[Start]

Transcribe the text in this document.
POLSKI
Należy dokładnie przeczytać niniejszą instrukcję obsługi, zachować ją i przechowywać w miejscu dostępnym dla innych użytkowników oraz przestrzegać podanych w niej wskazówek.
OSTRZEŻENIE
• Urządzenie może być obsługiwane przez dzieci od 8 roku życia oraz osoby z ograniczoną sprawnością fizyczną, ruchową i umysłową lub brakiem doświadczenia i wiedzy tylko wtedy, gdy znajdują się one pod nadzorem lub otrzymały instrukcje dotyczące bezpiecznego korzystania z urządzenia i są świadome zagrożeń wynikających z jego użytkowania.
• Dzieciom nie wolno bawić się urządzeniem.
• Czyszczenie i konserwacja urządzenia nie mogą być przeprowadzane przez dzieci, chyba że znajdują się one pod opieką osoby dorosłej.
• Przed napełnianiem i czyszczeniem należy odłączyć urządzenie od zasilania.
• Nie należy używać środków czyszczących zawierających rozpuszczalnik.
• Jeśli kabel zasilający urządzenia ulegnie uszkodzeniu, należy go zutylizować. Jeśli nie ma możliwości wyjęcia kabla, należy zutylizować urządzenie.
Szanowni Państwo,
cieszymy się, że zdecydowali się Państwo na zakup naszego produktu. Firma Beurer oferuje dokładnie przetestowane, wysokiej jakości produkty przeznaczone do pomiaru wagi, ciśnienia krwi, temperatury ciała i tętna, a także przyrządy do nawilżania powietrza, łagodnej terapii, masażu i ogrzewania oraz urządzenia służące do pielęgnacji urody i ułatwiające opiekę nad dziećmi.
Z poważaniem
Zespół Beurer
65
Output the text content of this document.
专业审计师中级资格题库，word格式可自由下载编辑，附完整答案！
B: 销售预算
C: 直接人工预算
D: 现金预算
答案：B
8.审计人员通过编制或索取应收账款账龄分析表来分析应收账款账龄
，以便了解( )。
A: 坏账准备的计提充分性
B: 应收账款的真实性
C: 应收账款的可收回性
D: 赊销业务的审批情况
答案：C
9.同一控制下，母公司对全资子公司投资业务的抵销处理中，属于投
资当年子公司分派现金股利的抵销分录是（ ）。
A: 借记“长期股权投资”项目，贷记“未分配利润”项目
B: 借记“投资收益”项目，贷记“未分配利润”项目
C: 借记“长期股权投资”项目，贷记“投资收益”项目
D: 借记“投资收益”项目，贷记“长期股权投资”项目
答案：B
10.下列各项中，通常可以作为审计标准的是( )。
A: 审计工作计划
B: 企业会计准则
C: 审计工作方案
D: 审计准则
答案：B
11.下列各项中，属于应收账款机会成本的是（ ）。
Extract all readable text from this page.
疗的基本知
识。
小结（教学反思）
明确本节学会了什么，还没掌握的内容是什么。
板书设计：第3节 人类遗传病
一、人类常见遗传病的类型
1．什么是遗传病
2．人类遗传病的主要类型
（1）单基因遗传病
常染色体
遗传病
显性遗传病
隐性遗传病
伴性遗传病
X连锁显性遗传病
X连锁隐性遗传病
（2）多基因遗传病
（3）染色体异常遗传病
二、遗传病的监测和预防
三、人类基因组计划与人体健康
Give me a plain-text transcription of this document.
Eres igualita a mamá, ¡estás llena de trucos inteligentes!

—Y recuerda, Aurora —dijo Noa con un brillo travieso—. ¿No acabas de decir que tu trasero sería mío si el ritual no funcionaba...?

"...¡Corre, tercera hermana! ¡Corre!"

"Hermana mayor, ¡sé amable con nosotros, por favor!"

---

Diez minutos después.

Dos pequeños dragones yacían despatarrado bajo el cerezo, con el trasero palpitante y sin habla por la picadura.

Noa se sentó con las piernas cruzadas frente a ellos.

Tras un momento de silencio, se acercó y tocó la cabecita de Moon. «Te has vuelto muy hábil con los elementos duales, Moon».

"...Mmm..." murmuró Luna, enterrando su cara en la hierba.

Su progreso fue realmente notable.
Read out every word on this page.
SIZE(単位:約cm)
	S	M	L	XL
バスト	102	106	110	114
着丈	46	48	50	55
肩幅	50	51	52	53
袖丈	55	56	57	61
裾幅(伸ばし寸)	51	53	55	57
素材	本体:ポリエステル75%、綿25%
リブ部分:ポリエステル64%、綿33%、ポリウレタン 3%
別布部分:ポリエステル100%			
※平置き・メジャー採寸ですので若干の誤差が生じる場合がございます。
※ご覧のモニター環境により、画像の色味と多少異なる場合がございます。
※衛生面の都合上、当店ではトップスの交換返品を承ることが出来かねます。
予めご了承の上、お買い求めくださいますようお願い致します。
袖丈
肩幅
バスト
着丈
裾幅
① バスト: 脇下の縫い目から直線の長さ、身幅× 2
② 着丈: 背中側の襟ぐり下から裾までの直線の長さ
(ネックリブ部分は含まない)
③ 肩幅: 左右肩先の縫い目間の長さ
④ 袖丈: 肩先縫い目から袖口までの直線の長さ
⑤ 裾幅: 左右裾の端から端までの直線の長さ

[End]

Description of the task:
Print the records above in full, exactly.

Result for this exercise:
Transcribe the text in this document.
POLSKI
Należy dokładnie przeczytać niniejszą instrukcję obsługi, zachować ją i przechowywać w miejscu dostępnym dla innych użytkowników oraz przestrzegać podanych w niej wskazówek.
OSTRZEŻENIE
• Urządzenie może być obsługiwane przez dzieci od 8 roku życia oraz osoby z ograniczoną sprawnością fizyczną, ruchową i umysłową lub brakiem doświadczenia i wiedzy tylko wtedy, gdy znajdują się one pod nadzorem lub otrzymały instrukcje dotyczące bezpiecznego korzystania z urządzenia i są świadome zagrożeń wynikających z jego użytkowania.
• Dzieciom nie wolno bawić się urządzeniem.
• Czyszczenie i konserwacja urządzenia nie mogą być przeprowadzane przez dzieci, chyba że znajdują się one pod opieką osoby dorosłej.
• Przed napełnianiem i czyszczeniem należy odłączyć urządzenie od zasilania.
• Nie należy używać środków czyszczących zawierających rozpuszczalnik.
• Jeśli kabel zasilający urządzenia ulegnie uszkodzeniu, należy go zutylizować. Jeśli nie ma możliwości wyjęcia kabla, należy zutylizować urządzenie.
Szanowni Państwo,
cieszymy się, że zdecydowali się Państwo na zakup naszego produktu. Firma Beurer oferuje dokładnie przetestowane, wysokiej jakości produkty przeznaczone do pomiaru wagi, ciśnienia krwi, temperatury ciała i tętna, a także przyrządy do nawilżania powietrza, łagodnej terapii, masażu i ogrzewania oraz urządzenia służące do pielęgnacji urody i ułatwiające opiekę nad dziećmi.
Z poważaniem
Zespół Beurer
65
Output the text content of this document.
专业审计师中级资格题库，word格式可自由下载编辑，附完整答案！
B: 销售预算
C: 直接人工预算
D: 现金预算
答案：B
8.审计人员通过编制或索取应收账款账龄分析表来分析应收账款账龄
，以便了解( )。
A: 坏账准备的计提充分性
B: 应收账款的真实性
C: 应收账款的可收回性
D: 赊销业务的审批情况
答案：C
9.同一控制下，母公司对全资子公司投资业务的抵销处理中，属于投
资当年子公司分派现金股利的抵销分录是（ ）。
A: 借记“长期股权投资”项目，贷记“未分配利润”项目
B: 借记“投资收益”项目，贷记“未分配利润”项目
C: 借记“长期股权投资”项目，贷记“投资收益”项目
D: 借记“投资收益”项目，贷记“长期股权投资”项目
答案：B
10.下列各项中，通常可以作为审计标准的是( )。
A: 审计工作计划
B: 企业会计准则
C: 审计工作方案
D: 审计准则
答案：B
11.下列各项中，属于应收账款机会成本的是（ ）。
Extract all readable text from this page.
疗的基本知
识。
小结（教学反思）
明确本节学会了什么，还没掌握的内容是什么。
板书设计：第3节 人类遗传病
一、人类常见遗传病的类型
1．什么是遗传病
2．人类遗传病的主要类型
（1）单基因遗传病
常染色体
遗传病
显性遗传病
隐性遗传病
伴性遗传病
X连锁显性遗传病
X连锁隐性遗传病
（2）多基因遗传病
（3）染色体异常遗传病
二、遗传病的监测和预防
三、人类基因组计划与人体健康
Give me a plain-text transcription of this document.
Eres igualita a mamá, ¡estás llena de trucos inteligentes!

—Y recuerda, Aurora —dijo Noa con un brillo travieso—. ¿No acabas de decir que tu trasero sería mío si el ritual no funcionaba...?

"...¡Corre, tercera hermana! ¡Corre!"

"Hermana mayor, ¡sé amable con nosotros, por favor!"

---

Diez minutos después.

Dos pequeños dragones yacían despatarrado bajo el cerezo, con el trasero palpitante y sin habla por la picadura.

Noa se sentó con las piernas cruzadas frente a ellos.

Tras un momento de silencio, se acercó y tocó la cabecita de Moon. «Te has vuelto muy hábil con los elementos duales, Moon».

"...Mmm..." murmuró Luna, enterrando su cara en la hierba.

Su progreso fue realmente notable.
Read out every word on this page.
SIZE(単位:約cm)
	S	M	L	XL
バスト	102	106	110	114
着丈	46	48	50	55
肩幅	50	51	52	53
袖丈	55	56	57	61
裾幅(伸ばし寸)	51	53	55	57
素材	本体:ポリエステル75%、綿25%
リブ部分:ポリエステル64%、綿33%、ポリウレタン 3%
別布部分:ポリエステル100%			
※平置き・メジャー採寸ですので若干の誤差が生じる場合がございます。
※ご覧のモニター環境により、画像の色味と多少異なる場合がございます。
※衛生面の都合上、当店ではトップスの交換返品を承ることが出来かねます。
予めご了承の上、お買い求めくださいますようお願い致します。
袖丈
肩幅
バスト
着丈
裾幅
① バスト: 脇下の縫い目から直線の長さ、身幅× 2
② 着丈: 背中側の襟ぐり下から裾までの直線の長さ
(ネックリブ部分は含まない)
③ 肩幅: 左右肩先の縫い目間の長さ
④ 袖丈: 肩先縫い目から袖口までの直線の長さ
⑤ 裾幅: 左右裾の端から端までの直線の長さ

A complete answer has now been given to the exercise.